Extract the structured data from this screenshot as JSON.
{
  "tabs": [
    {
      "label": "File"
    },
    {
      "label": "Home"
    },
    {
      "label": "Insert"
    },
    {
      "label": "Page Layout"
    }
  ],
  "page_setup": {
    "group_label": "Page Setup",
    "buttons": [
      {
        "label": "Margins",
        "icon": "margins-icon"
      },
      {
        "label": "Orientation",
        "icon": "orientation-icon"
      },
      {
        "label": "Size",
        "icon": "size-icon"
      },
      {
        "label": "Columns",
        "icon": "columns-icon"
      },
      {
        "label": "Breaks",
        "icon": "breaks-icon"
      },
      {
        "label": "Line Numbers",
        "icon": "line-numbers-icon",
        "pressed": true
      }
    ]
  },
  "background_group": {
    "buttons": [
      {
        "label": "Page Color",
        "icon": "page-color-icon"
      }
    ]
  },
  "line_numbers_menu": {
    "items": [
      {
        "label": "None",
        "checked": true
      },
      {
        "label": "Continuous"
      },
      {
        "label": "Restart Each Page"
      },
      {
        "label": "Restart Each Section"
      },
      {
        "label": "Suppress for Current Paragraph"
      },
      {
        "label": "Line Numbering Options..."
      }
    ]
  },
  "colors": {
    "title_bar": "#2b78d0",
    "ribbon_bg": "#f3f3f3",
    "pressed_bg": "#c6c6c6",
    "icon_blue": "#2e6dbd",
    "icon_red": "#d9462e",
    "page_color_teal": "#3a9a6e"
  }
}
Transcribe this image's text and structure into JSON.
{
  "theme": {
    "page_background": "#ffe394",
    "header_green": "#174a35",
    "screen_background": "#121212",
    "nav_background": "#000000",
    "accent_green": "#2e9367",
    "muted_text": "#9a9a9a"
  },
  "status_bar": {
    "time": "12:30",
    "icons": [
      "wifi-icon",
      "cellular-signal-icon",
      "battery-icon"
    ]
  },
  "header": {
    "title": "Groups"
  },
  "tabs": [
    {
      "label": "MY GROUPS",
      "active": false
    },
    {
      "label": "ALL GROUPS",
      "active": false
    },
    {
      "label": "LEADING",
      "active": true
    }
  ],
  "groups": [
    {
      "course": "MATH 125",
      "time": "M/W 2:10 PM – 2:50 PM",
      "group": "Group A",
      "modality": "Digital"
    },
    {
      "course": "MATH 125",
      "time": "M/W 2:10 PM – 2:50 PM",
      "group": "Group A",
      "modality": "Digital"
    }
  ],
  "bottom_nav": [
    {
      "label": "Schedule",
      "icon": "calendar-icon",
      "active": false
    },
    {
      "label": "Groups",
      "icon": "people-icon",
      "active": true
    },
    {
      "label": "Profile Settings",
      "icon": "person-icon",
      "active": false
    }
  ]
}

▶ Challenge
Everything in the listing above should be restated exactly.

▶ Solution for this task
Extract the structured data from this screenshot as JSON.
{
  "tabs": [
    {
      "label": "File"
    },
    {
      "label": "Home"
    },
    {
      "label": "Insert"
    },
    {
      "label": "Page Layout"
    }
  ],
  "page_setup": {
    "group_label": "Page Setup",
    "buttons": [
      {
        "label": "Margins",
        "icon": "margins-icon"
      },
      {
        "label": "Orientation",
        "icon": "orientation-icon"
      },
      {
        "label": "Size",
        "icon": "size-icon"
      },
      {
        "label": "Columns",
        "icon": "columns-icon"
      },
      {
        "label": "Breaks",
        "icon": "breaks-icon"
      },
      {
        "label": "Line Numbers",
        "icon": "line-numbers-icon",
        "pressed": true
      }
    ]
  },
  "background_group": {
    "buttons": [
      {
        "label": "Page Color",
        "icon": "page-color-icon"
      }
    ]
  },
  "line_numbers_menu": {
    "items": [
      {
        "label": "None",
        "checked": true
      },
      {
        "label": "Continuous"
      },
      {
        "label": "Restart Each Page"
      },
      {
        "label": "Restart Each Section"
      },
      {
        "label": "Suppress for Current Paragraph"
      },
      {
        "label": "Line Numbering Options..."
      }
    ]
  },
  "colors": {
    "title_bar": "#2b78d0",
    "ribbon_bg": "#f3f3f3",
    "pressed_bg": "#c6c6c6",
    "icon_blue": "#2e6dbd",
    "icon_red": "#d9462e",
    "page_color_teal": "#3a9a6e"
  }
}
Transcribe this image's text and structure into JSON.
{
  "theme": {
    "page_background": "#ffe394",
    "header_green": "#174a35",
    "screen_background": "#121212",
    "nav_background": "#000000",
    "accent_green": "#2e9367",
    "muted_text": "#9a9a9a"
  },
  "status_bar": {
    "time": "12:30",
    "icons": [
      "wifi-icon",
      "cellular-signal-icon",
      "battery-icon"
    ]
  },
  "header": {
    "title": "Groups"
  },
  "tabs": [
    {
      "label": "MY GROUPS",
      "active": false
    },
    {
      "label": "ALL GROUPS",
      "active": false
    },
    {
      "label": "LEADING",
      "active": true
    }
  ],
  "groups": [
    {
      "course": "MATH 125",
      "time": "M/W 2:10 PM – 2:50 PM",
      "group": "Group A",
      "modality": "Digital"
    },
    {
      "course": "MATH 125",
      "time": "M/W 2:10 PM – 2:50 PM",
      "group": "Group A",
      "modality": "Digital"
    }
  ],
  "bottom_nav": [
    {
      "label": "Schedule",
      "icon": "calendar-icon",
      "active": false
    },
    {
      "label": "Groups",
      "icon": "people-icon",
      "active": true
    },
    {
      "label": "Profile Settings",
      "icon": "person-icon",
      "active": false
    }
  ]
}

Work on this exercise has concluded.